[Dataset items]

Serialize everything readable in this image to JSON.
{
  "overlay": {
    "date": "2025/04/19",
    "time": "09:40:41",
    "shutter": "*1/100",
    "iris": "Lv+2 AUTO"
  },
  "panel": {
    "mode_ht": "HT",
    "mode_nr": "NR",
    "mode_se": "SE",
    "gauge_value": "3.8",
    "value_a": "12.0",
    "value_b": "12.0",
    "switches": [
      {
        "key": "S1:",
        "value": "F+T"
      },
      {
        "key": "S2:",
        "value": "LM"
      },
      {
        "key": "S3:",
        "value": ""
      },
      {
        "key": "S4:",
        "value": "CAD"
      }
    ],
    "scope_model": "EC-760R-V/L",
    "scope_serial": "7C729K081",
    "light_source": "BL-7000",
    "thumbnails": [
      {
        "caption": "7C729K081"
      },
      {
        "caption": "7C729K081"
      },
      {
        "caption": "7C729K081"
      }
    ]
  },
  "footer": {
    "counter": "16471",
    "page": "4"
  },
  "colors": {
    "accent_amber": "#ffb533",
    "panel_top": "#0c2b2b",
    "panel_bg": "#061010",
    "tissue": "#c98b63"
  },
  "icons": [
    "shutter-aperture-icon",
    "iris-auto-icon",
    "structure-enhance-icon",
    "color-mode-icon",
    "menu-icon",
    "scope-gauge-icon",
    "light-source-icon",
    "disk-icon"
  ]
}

...

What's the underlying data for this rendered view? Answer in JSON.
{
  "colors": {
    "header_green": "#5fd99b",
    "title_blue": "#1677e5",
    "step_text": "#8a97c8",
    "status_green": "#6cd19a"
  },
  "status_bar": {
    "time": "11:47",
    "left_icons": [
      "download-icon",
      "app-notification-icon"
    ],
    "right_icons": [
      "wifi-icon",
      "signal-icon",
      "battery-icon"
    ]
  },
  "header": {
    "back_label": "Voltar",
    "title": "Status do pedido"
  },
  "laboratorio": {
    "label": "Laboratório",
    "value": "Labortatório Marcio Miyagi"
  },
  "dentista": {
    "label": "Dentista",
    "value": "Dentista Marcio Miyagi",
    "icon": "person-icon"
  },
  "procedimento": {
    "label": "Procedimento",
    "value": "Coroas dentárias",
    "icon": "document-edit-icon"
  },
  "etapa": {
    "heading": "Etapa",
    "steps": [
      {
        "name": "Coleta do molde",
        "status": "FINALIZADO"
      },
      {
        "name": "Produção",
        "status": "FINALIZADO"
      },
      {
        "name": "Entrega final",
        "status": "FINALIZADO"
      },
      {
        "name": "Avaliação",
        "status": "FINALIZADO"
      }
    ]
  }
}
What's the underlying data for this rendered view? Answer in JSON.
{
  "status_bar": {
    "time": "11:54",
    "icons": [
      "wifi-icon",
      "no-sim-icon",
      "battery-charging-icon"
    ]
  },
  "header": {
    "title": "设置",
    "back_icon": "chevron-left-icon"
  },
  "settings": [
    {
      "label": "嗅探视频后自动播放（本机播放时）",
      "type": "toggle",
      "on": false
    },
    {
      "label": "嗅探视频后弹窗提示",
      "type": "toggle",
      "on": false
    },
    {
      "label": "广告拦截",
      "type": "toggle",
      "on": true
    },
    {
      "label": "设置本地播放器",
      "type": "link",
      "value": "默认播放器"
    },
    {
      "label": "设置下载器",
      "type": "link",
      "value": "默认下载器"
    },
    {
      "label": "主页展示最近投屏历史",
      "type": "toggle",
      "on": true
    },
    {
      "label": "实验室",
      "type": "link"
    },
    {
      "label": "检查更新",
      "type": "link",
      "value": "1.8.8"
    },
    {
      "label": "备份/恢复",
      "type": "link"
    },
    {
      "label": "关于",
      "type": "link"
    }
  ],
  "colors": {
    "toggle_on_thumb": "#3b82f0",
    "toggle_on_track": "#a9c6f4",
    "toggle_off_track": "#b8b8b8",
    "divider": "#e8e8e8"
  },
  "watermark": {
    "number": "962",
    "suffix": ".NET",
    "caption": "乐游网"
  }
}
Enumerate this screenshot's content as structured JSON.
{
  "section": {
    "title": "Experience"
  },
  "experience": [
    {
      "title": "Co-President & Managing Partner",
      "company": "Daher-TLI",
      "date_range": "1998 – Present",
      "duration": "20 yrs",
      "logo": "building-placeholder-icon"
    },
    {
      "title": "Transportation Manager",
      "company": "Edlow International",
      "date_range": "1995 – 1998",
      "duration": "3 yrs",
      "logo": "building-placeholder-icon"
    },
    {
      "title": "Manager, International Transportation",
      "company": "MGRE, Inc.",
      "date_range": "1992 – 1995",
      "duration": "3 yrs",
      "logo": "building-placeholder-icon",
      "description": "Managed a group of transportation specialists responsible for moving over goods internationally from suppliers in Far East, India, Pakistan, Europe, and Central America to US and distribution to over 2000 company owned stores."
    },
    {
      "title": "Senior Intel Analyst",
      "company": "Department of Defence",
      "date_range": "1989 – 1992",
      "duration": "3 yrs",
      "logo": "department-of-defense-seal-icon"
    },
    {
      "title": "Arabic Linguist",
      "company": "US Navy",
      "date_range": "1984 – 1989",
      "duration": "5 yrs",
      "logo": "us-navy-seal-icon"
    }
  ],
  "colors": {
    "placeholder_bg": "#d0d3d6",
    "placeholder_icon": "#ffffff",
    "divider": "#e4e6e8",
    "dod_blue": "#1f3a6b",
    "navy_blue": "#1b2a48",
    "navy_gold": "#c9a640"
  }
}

Given instruction: Reproduce each line of the material containing the word "Miyagi".

Answer for the task:
    "value": "Labortatório Marcio Miyagi"
    "value": "Dentista Marcio Miyagi",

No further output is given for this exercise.